** Begin Records supplied **
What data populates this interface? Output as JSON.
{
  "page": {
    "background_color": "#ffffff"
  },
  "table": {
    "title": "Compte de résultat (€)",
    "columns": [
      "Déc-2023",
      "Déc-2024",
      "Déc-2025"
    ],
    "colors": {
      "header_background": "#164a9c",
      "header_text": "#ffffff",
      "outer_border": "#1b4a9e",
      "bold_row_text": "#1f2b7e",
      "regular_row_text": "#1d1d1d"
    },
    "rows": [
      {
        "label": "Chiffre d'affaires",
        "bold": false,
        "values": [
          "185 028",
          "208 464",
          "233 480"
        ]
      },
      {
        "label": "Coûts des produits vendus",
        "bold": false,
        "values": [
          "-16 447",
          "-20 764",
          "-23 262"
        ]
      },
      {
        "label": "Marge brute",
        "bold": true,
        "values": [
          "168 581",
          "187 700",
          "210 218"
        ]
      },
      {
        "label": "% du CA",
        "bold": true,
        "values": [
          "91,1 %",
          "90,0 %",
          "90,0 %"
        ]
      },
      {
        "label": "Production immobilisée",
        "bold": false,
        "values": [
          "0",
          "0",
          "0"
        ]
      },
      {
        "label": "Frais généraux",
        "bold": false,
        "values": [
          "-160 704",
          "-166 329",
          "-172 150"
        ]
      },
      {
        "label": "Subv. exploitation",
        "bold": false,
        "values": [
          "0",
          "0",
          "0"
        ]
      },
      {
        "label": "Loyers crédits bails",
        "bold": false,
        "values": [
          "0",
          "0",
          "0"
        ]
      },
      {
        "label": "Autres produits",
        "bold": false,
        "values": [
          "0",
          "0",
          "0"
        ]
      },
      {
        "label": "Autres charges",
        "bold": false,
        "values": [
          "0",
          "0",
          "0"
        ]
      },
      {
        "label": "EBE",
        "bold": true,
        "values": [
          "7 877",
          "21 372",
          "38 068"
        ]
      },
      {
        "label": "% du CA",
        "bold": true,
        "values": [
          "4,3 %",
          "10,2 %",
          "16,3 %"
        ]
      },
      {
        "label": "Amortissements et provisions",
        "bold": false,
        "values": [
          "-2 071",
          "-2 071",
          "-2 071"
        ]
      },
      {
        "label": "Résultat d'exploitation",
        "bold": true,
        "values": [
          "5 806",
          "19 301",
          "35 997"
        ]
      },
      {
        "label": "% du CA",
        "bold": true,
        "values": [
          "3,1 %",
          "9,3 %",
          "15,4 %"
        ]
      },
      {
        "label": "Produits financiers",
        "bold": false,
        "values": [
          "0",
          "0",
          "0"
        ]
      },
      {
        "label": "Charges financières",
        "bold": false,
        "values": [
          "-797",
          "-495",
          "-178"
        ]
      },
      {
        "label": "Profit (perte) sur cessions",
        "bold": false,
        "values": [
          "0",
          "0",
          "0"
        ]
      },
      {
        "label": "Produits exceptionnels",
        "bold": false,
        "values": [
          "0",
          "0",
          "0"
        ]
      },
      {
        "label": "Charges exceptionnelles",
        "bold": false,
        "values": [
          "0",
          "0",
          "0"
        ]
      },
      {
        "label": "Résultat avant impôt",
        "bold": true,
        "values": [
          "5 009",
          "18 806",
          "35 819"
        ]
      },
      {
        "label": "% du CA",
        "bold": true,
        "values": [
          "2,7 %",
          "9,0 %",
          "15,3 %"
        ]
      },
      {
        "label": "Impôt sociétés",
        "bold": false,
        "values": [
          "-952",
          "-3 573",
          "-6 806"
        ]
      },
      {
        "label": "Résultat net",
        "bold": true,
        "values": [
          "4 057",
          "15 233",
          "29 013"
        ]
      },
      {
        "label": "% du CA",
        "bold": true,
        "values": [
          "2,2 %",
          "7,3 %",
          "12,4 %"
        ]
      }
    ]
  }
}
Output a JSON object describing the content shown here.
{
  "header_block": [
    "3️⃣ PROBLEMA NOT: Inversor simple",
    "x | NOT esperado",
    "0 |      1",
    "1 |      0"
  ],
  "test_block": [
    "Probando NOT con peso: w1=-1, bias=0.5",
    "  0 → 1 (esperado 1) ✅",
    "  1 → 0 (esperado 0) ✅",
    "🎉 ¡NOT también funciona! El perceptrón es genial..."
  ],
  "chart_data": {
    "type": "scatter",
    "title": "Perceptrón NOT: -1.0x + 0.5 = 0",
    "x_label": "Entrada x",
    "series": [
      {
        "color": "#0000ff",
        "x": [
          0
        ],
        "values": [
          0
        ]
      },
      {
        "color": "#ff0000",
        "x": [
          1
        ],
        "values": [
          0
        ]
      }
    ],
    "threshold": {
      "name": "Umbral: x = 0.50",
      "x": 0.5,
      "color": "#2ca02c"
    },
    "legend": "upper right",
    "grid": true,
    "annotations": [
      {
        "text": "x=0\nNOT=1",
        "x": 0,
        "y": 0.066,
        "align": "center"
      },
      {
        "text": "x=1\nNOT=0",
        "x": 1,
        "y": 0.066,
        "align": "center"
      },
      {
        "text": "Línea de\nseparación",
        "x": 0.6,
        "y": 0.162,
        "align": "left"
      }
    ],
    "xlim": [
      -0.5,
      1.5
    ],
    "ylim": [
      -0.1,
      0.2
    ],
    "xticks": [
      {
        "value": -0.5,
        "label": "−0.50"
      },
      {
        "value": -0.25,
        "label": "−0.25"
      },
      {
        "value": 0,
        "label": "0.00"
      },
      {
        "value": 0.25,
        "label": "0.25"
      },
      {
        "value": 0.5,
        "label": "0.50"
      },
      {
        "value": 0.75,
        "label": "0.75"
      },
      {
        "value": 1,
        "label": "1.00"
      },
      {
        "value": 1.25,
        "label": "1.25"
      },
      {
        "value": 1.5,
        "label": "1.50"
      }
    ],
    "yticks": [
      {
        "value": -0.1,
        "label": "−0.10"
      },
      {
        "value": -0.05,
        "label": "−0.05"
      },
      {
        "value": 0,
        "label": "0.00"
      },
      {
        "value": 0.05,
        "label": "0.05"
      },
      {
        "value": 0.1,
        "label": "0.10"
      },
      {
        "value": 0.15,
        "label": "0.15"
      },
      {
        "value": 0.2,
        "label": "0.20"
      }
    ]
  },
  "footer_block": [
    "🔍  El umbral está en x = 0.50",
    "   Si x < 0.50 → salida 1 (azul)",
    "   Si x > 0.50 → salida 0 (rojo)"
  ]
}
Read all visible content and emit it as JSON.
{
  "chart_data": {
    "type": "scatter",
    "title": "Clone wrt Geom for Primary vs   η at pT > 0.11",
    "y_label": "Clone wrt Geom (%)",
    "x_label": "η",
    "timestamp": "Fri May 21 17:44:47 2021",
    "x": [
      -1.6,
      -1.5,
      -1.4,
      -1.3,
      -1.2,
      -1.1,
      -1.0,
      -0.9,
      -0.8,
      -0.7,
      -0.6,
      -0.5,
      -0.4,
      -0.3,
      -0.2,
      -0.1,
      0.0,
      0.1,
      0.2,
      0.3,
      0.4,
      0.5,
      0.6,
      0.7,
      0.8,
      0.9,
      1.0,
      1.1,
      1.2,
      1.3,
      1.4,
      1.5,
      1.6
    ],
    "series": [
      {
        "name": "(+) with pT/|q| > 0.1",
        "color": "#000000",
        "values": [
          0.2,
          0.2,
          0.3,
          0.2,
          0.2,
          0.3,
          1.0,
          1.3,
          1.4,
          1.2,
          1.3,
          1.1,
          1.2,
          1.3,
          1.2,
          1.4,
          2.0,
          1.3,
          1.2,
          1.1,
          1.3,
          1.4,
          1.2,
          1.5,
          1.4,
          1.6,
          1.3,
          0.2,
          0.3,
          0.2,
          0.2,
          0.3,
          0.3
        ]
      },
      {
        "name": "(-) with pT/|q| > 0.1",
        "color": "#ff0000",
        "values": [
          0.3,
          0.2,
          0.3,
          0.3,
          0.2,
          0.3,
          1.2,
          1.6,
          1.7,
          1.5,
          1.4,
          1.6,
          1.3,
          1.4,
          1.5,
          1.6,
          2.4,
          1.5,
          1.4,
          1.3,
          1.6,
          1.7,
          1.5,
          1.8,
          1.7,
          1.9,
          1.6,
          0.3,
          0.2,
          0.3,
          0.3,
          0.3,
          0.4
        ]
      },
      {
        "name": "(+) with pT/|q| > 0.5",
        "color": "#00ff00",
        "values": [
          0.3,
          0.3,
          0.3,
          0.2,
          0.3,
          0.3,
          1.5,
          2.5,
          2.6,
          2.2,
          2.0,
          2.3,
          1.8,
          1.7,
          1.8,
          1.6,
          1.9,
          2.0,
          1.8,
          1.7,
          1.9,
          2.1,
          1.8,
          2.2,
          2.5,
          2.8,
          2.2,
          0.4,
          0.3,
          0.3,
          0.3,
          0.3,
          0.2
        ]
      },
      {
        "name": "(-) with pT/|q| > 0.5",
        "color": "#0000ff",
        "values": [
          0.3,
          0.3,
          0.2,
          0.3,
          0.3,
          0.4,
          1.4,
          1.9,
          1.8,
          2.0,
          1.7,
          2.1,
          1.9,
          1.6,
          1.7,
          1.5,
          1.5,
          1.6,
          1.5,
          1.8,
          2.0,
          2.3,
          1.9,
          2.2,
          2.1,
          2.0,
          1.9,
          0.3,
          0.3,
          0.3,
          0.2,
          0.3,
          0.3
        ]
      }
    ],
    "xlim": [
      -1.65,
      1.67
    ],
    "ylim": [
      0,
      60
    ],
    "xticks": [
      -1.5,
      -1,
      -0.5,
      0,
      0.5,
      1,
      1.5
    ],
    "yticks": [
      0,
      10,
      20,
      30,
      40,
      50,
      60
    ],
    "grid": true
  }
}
** End Records supplied **
Locate the lines above that hold the word "exploitation". Show every one of them.

Final answer |
        "label": "Subv. exploitation",
        "label": "Résultat d'exploitation",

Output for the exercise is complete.